+++ EXTRACTED DATA +++
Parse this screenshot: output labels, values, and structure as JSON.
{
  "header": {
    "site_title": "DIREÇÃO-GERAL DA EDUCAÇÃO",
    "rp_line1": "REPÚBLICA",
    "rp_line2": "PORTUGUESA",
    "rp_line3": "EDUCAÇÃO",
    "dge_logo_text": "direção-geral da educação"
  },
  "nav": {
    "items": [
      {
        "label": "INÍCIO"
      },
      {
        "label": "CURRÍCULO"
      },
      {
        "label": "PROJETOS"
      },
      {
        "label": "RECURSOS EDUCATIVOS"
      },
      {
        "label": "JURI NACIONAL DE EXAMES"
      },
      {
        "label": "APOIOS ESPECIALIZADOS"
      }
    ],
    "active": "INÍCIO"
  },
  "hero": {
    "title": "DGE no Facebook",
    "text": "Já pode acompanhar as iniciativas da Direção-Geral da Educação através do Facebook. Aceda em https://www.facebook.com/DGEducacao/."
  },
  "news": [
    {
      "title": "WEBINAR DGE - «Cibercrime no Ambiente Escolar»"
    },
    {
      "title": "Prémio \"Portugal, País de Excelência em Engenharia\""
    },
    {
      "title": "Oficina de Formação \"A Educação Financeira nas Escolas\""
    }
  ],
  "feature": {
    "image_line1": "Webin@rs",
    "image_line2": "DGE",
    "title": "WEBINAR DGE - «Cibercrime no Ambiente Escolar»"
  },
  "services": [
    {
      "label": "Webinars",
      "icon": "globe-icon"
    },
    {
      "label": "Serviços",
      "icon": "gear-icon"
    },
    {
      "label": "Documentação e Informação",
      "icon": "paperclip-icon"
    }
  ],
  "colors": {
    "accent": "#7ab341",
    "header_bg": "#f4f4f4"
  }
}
+++
**YOUR INSTRUCTIONS**
Lines from the records above that hold "Ambiente" are the ones to list.

**SOLUTION TO THE EXERCISE**
      "title": "WEBINAR DGE - «Cibercrime no Ambiente Escolar»"
    "title": "WEBINAR DGE - «Cibercrime no Ambiente Escolar»"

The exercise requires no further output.